Duplicate every row below without changing a character.

**Layout region rows**.

+--

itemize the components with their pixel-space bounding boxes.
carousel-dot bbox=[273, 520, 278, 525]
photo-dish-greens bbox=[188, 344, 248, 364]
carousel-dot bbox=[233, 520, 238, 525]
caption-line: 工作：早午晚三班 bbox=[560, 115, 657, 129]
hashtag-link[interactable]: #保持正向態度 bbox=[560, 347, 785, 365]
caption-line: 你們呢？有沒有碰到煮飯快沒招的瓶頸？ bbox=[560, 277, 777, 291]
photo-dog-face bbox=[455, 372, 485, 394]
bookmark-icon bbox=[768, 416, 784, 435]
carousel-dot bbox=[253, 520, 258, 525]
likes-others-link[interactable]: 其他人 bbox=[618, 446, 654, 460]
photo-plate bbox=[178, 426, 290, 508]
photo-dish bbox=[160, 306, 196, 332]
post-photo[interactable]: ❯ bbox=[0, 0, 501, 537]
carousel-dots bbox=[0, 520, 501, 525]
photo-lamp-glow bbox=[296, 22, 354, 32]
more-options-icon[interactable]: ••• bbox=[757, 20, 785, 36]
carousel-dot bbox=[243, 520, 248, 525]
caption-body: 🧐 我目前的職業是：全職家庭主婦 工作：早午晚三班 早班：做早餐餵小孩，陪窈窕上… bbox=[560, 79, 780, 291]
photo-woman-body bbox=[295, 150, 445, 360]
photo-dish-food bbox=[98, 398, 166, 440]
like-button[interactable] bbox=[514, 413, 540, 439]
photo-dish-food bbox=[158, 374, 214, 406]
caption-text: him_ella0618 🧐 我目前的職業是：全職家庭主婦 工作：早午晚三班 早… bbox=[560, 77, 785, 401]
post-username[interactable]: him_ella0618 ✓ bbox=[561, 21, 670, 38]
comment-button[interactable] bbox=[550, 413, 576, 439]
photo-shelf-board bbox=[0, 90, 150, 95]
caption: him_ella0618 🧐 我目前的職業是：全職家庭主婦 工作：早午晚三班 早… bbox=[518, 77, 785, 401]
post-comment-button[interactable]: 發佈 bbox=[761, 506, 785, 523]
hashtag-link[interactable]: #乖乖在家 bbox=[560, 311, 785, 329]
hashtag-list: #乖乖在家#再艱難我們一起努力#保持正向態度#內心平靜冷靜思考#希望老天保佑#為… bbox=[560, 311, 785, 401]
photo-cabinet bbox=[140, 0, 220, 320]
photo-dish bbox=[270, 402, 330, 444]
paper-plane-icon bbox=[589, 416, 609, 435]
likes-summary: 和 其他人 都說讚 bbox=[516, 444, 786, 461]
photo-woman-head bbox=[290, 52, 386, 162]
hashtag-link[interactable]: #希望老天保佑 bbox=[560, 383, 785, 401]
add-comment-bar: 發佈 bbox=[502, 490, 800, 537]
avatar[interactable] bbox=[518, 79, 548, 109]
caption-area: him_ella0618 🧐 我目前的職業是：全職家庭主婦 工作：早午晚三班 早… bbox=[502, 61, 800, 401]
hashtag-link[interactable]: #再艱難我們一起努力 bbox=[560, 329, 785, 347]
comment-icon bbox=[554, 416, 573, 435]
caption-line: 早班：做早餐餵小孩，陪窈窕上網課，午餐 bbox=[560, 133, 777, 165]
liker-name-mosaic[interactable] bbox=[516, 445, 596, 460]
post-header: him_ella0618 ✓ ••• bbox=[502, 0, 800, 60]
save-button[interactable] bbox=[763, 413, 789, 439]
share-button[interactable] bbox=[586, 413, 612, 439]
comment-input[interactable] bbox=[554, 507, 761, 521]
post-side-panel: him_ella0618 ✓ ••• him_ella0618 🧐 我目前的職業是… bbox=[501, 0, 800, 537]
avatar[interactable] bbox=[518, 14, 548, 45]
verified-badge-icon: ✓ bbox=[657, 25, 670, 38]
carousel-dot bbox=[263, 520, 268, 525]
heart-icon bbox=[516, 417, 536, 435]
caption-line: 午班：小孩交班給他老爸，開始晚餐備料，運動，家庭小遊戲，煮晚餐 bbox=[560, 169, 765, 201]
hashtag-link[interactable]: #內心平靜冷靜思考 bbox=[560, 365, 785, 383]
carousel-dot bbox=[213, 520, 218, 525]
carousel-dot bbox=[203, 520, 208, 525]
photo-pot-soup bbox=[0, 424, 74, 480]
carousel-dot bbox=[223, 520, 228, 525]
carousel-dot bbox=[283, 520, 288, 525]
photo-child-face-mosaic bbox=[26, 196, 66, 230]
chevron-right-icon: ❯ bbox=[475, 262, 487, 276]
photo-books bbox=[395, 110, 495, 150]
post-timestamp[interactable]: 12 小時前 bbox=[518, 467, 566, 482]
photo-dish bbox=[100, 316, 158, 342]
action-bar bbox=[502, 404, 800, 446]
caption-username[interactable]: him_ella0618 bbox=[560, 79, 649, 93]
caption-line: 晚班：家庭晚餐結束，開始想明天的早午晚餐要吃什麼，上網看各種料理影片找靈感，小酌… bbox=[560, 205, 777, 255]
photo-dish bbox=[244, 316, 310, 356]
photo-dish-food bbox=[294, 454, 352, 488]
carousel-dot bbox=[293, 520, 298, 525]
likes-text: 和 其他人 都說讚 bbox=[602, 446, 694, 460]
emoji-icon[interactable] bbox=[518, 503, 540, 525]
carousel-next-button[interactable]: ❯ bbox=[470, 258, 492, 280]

+--

**PROBLEM SOLUTION**.
itemize the components with their pixel-space bounding boxes.
carousel-dot bbox=[273, 520, 278, 525]
photo-dish-greens bbox=[188, 344, 248, 364]
carousel-dot bbox=[233, 520, 238, 525]
caption-line: 工作：早午晚三班 bbox=[560, 115, 657, 129]
hashtag-link[interactable]: #保持正向態度 bbox=[560, 347, 785, 365]
caption-line: 你們呢？有沒有碰到煮飯快沒招的瓶頸？ bbox=[560, 277, 777, 291]
photo-dog-face bbox=[455, 372, 485, 394]
bookmark-icon bbox=[768, 416, 784, 435]
carousel-dot bbox=[253, 520, 258, 525]
likes-others-link[interactable]: 其他人 bbox=[618, 446, 654, 460]
photo-plate bbox=[178, 426, 290, 508]
photo-dish bbox=[160, 306, 196, 332]
post-photo[interactable]: ❯ bbox=[0, 0, 501, 537]
carousel-dots bbox=[0, 520, 501, 525]
photo-lamp-glow bbox=[296, 22, 354, 32]
more-options-icon[interactable]: ••• bbox=[757, 20, 785, 36]
carousel-dot bbox=[243, 520, 248, 525]
caption-body: 🧐 我目前的職業是：全職家庭主婦 工作：早午晚三班 早班：做早餐餵小孩，陪窈窕上… bbox=[560, 79, 780, 291]
photo-woman-body bbox=[295, 150, 445, 360]
photo-dish-food bbox=[98, 398, 166, 440]
like-button[interactable] bbox=[514, 413, 540, 439]
photo-dish-food bbox=[158, 374, 214, 406]
caption-text: him_ella0618 🧐 我目前的職業是：全職家庭主婦 工作：早午晚三班 早… bbox=[560, 77, 785, 401]
post-username[interactable]: him_ella0618 ✓ bbox=[561, 21, 670, 38]
comment-button[interactable] bbox=[550, 413, 576, 439]
photo-shelf-board bbox=[0, 90, 150, 95]
caption: him_ella0618 🧐 我目前的職業是：全職家庭主婦 工作：早午晚三班 早… bbox=[518, 77, 785, 401]
post-comment-button[interactable]: 發佈 bbox=[761, 506, 785, 523]
hashtag-link[interactable]: #乖乖在家 bbox=[560, 311, 785, 329]
hashtag-list: #乖乖在家#再艱難我們一起努力#保持正向態度#內心平靜冷靜思考#希望老天保佑#為… bbox=[560, 311, 785, 401]
photo-cabinet bbox=[140, 0, 220, 320]
photo-dish bbox=[270, 402, 330, 444]
paper-plane-icon bbox=[589, 416, 609, 435]
likes-summary: 和 其他人 都說讚 bbox=[516, 444, 786, 461]
photo-woman-head bbox=[290, 52, 386, 162]
hashtag-link[interactable]: #希望老天保佑 bbox=[560, 383, 785, 401]
add-comment-bar: 發佈 bbox=[502, 490, 800, 537]
avatar[interactable] bbox=[518, 79, 548, 109]
caption-area: him_ella0618 🧐 我目前的職業是：全職家庭主婦 工作：早午晚三班 早… bbox=[502, 61, 800, 401]
hashtag-link[interactable]: #再艱難我們一起努力 bbox=[560, 329, 785, 347]
comment-icon bbox=[554, 416, 573, 435]
caption-line: 早班：做早餐餵小孩，陪窈窕上網課，午餐 bbox=[560, 133, 777, 165]
liker-name-mosaic[interactable] bbox=[516, 445, 596, 460]
post-header: him_ella0618 ✓ ••• bbox=[502, 0, 800, 60]
save-button[interactable] bbox=[763, 413, 789, 439]
share-button[interactable] bbox=[586, 413, 612, 439]
comment-input[interactable] bbox=[554, 507, 761, 521]
post-side-panel: him_ella0618 ✓ ••• him_ella0618 🧐 我目前的職業是… bbox=[501, 0, 800, 537]
avatar[interactable] bbox=[518, 14, 548, 45]
verified-badge-icon: ✓ bbox=[657, 25, 670, 38]
carousel-dot bbox=[263, 520, 268, 525]
heart-icon bbox=[516, 417, 536, 435]
caption-line: 午班：小孩交班給他老爸，開始晚餐備料，運動，家庭小遊戲，煮晚餐 bbox=[560, 169, 765, 201]
hashtag-link[interactable]: #內心平靜冷靜思考 bbox=[560, 365, 785, 383]
carousel-dot bbox=[213, 520, 218, 525]
carousel-dot bbox=[203, 520, 208, 525]
photo-pot-soup bbox=[0, 424, 74, 480]
carousel-dot bbox=[223, 520, 228, 525]
carousel-dot bbox=[283, 520, 288, 525]
photo-child-face-mosaic bbox=[26, 196, 66, 230]
chevron-right-icon: ❯ bbox=[475, 262, 487, 276]
photo-books bbox=[395, 110, 495, 150]
post-timestamp[interactable]: 12 小時前 bbox=[518, 467, 566, 482]
photo-dish bbox=[100, 316, 158, 342]
action-bar bbox=[502, 404, 800, 446]
caption-username[interactable]: him_ella0618 bbox=[560, 79, 649, 93]
caption-line: 晚班：家庭晚餐結束，開始想明天的早午晚餐要吃什麼，上網看各種料理影片找靈感，小酌… bbox=[560, 205, 777, 255]
photo-dish bbox=[244, 316, 310, 356]
photo-dish-food bbox=[294, 454, 352, 488]
carousel-dot bbox=[293, 520, 298, 525]
likes-text: 和 其他人 都說讚 bbox=[602, 446, 694, 460]
emoji-icon[interactable] bbox=[518, 503, 540, 525]
carousel-next-button[interactable]: ❯ bbox=[470, 258, 492, 280]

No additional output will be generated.